Excerpt from a dataset:
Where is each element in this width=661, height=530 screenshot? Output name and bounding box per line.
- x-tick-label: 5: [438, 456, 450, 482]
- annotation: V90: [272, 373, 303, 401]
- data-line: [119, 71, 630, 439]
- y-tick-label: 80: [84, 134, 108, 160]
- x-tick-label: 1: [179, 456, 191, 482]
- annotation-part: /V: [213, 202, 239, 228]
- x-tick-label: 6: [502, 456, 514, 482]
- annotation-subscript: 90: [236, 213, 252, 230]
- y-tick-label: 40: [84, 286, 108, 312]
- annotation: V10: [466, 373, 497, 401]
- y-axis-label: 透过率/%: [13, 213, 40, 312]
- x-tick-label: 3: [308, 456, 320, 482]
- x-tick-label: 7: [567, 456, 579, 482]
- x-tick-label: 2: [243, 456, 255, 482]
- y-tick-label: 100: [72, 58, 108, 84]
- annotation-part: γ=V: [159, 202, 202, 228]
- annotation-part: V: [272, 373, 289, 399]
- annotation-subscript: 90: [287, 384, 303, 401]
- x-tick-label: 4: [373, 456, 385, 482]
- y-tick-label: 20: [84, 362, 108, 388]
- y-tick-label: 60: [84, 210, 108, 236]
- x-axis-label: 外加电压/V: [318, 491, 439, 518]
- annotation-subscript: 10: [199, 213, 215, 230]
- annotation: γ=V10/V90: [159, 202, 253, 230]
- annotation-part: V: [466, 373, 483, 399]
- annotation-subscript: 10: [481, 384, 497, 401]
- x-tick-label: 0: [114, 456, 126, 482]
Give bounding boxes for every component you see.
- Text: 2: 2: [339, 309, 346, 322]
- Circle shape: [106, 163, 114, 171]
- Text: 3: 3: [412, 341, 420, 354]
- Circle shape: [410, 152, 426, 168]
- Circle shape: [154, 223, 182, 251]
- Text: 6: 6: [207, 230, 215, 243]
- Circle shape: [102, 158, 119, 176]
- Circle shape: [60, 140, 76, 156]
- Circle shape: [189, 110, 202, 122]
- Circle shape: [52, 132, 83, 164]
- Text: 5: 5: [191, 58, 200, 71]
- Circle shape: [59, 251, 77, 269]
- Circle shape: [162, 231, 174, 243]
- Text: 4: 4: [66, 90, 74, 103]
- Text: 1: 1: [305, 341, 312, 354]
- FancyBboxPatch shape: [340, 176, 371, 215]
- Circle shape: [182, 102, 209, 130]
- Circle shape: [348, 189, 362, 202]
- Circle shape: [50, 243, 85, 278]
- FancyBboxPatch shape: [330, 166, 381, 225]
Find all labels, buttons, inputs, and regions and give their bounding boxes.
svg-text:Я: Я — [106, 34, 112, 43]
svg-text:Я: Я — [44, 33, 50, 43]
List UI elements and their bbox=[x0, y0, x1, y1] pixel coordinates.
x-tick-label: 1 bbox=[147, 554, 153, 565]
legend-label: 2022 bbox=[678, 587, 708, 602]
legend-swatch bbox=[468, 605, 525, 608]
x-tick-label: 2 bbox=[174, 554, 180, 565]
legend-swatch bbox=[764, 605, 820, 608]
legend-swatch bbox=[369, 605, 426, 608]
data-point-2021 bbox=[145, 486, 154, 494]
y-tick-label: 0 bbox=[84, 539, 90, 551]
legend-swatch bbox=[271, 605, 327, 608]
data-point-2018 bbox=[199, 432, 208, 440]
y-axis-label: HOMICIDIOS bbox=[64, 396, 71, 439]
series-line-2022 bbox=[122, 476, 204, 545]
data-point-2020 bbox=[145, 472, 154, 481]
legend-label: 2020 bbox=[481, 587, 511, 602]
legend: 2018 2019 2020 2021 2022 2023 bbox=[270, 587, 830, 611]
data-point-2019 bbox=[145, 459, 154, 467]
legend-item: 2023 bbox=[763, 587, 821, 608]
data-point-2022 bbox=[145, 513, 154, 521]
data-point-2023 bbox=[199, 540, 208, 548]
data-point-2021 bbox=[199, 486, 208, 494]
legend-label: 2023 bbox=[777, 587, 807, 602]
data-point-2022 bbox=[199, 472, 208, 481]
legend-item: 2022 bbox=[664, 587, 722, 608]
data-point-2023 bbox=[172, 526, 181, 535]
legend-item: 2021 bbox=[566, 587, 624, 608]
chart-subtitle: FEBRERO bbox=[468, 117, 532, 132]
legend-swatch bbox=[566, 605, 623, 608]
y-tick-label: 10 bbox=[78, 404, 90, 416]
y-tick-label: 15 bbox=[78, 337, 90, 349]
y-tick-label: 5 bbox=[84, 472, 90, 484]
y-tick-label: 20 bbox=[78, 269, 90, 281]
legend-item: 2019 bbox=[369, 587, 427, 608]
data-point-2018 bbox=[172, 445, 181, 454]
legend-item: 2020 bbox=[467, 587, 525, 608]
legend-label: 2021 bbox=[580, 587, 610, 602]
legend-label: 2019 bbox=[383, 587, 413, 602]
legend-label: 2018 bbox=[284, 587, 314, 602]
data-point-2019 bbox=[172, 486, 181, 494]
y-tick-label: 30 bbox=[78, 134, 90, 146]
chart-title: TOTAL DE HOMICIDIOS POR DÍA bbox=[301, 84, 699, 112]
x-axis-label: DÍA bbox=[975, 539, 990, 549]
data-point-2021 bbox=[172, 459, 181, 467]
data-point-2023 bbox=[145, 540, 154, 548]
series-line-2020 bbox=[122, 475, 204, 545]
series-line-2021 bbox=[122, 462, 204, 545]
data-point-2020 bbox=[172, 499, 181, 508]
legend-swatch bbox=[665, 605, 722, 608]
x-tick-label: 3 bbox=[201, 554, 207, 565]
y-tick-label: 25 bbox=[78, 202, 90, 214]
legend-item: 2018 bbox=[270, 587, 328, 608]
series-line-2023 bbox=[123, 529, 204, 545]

→ **DIRECTIONS FOR THIS TASK**:
Recast the data, from its first line through the line containing "- x-tick-label: 4: [373, 456, 385, 482]", as a JSON list of strings with one string per line and blank lines omitted.

→ **TASK RESULT**:
[
  "Where is each element in this width=661, height=530 screenshot? Output name and bounding box per line.",
  "- x-tick-label: 5: [438, 456, 450, 482]",
  "- annotation: V90: [272, 373, 303, 401]",
  "- data-line: [119, 71, 630, 439]",
  "- y-tick-label: 80: [84, 134, 108, 160]",
  "- x-tick-label: 1: [179, 456, 191, 482]",
  "- annotation-part: /V: [213, 202, 239, 228]",
  "- x-tick-label: 6: [502, 456, 514, 482]",
  "- annotation-subscript: 90: [236, 213, 252, 230]",
  "- y-tick-label: 40: [84, 286, 108, 312]",
  "- annotation: V10: [466, 373, 497, 401]",
  "- y-axis-label: 透过率/%: [13, 213, 40, 312]",
  "- x-tick-label: 3: [308, 456, 320, 482]",
  "- x-tick-label: 7: [567, 456, 579, 482]",
  "- x-tick-label: 2: [243, 456, 255, 482]",
  "- y-tick-label: 100: [72, 58, 108, 84]",
  "- annotation-part: γ=V: [159, 202, 202, 228]",
  "- annotation-part: V: [272, 373, 289, 399]",
  "- annotation-subscript: 90: [287, 384, 303, 401]",
  "- x-tick-label: 4: [373, 456, 385, 482]"
]